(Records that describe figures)
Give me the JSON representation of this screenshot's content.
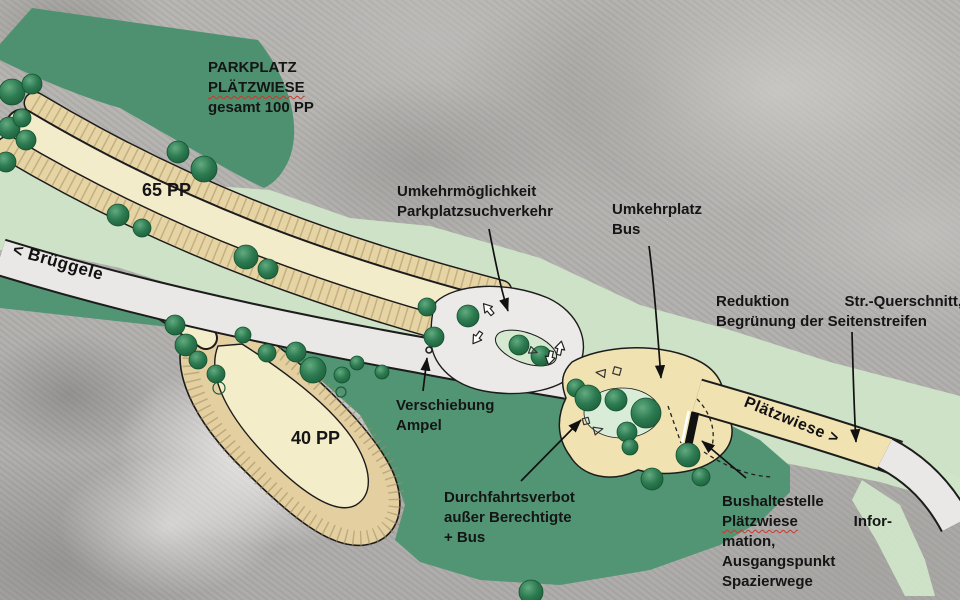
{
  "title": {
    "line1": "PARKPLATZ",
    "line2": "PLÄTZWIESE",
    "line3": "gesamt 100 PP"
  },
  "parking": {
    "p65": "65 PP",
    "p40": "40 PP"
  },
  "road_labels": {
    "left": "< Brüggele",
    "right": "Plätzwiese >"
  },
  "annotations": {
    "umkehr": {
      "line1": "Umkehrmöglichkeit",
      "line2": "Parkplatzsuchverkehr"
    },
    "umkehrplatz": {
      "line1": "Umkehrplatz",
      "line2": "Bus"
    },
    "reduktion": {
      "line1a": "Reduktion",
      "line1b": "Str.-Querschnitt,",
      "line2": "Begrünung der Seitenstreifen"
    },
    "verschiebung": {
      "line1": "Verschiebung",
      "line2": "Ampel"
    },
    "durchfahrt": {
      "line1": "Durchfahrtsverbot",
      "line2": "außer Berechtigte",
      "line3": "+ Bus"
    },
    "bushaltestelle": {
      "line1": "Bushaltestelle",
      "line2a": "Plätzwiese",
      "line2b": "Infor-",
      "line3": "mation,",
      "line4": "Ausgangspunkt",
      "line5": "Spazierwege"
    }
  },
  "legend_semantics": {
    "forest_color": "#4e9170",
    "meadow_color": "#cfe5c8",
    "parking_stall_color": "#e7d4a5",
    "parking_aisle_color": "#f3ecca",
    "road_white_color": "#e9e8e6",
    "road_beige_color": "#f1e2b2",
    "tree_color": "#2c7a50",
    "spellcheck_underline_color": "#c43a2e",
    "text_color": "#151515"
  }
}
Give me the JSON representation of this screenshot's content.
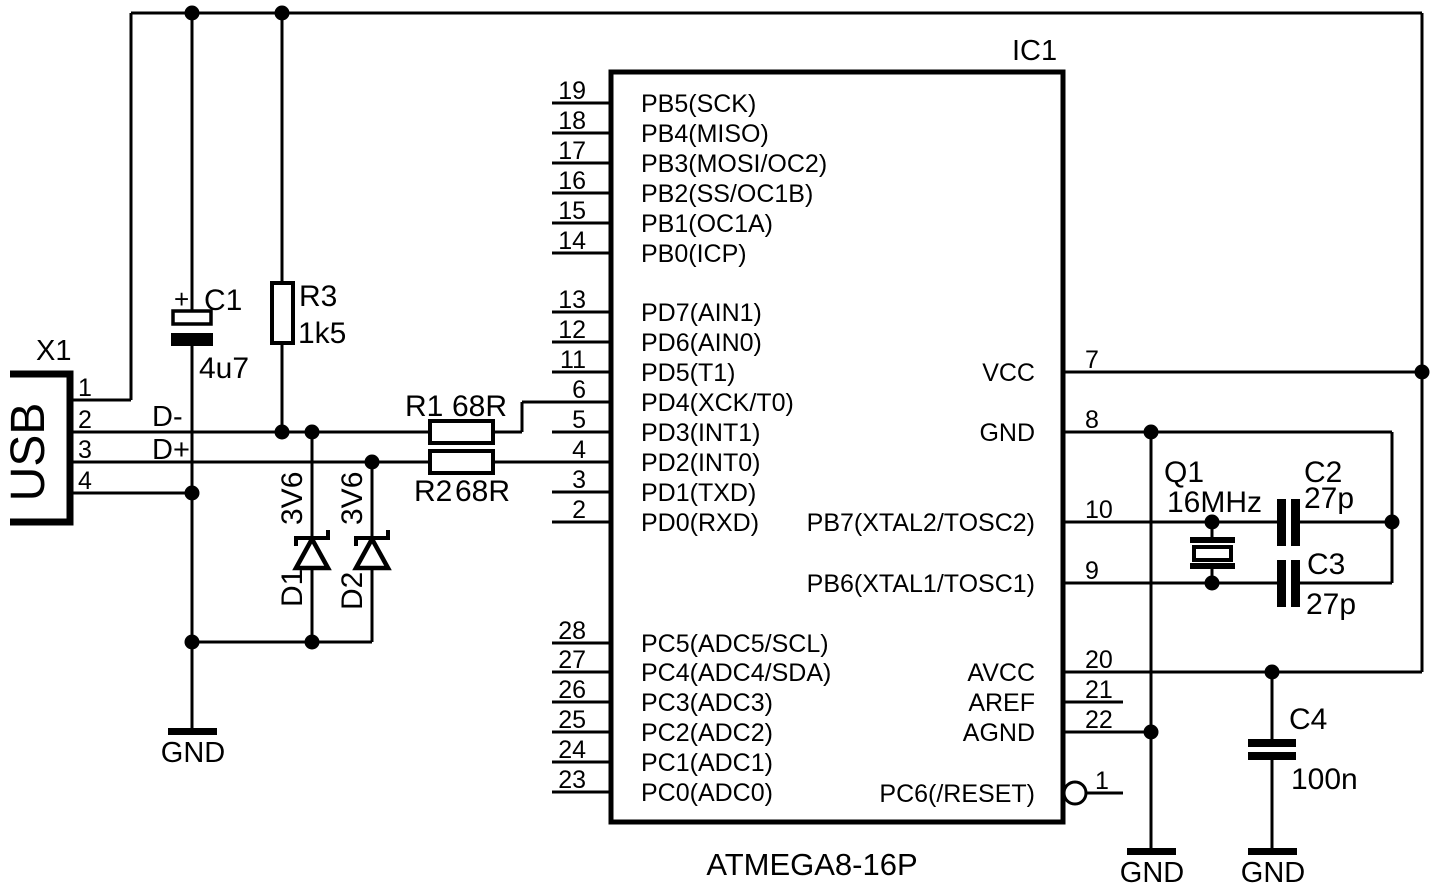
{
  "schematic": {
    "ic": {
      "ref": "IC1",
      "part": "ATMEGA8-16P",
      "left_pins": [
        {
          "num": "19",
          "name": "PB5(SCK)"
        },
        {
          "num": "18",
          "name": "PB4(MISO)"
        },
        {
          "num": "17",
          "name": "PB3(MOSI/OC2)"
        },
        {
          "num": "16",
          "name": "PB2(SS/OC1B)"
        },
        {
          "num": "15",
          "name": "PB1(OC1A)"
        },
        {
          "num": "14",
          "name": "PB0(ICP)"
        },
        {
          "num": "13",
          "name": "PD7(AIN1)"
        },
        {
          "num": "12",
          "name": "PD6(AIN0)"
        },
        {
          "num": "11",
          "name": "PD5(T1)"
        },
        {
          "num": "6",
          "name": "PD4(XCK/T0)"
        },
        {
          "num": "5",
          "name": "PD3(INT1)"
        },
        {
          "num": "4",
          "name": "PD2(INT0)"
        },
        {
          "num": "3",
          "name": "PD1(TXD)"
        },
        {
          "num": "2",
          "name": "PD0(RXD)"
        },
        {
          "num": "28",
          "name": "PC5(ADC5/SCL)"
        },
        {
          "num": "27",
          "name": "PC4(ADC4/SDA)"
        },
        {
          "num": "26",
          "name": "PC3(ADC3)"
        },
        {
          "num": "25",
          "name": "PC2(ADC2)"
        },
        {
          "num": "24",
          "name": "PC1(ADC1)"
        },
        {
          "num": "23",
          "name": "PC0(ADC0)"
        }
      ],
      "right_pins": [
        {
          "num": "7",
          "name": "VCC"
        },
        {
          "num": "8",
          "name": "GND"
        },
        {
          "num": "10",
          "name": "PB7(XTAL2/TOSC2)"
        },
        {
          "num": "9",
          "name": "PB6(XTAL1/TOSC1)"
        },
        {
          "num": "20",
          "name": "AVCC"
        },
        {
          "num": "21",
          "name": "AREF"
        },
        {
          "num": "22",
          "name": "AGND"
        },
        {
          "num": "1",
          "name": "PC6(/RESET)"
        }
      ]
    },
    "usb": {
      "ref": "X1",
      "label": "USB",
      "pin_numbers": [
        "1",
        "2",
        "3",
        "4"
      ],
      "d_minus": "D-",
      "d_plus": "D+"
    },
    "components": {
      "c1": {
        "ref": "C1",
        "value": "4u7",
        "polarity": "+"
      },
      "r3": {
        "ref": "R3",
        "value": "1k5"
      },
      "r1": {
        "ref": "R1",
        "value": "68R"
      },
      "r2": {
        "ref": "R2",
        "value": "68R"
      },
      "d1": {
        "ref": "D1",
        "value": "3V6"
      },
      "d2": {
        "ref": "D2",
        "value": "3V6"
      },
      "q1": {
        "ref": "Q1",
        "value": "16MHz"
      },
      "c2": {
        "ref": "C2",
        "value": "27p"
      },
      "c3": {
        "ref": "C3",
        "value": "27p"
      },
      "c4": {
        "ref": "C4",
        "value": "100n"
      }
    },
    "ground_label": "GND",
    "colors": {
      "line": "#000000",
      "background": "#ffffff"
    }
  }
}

WORK TO COMPLETE: Report how many lines in the listing above include the word "value". Give nothing but the number.

TASK RESPONSE: 10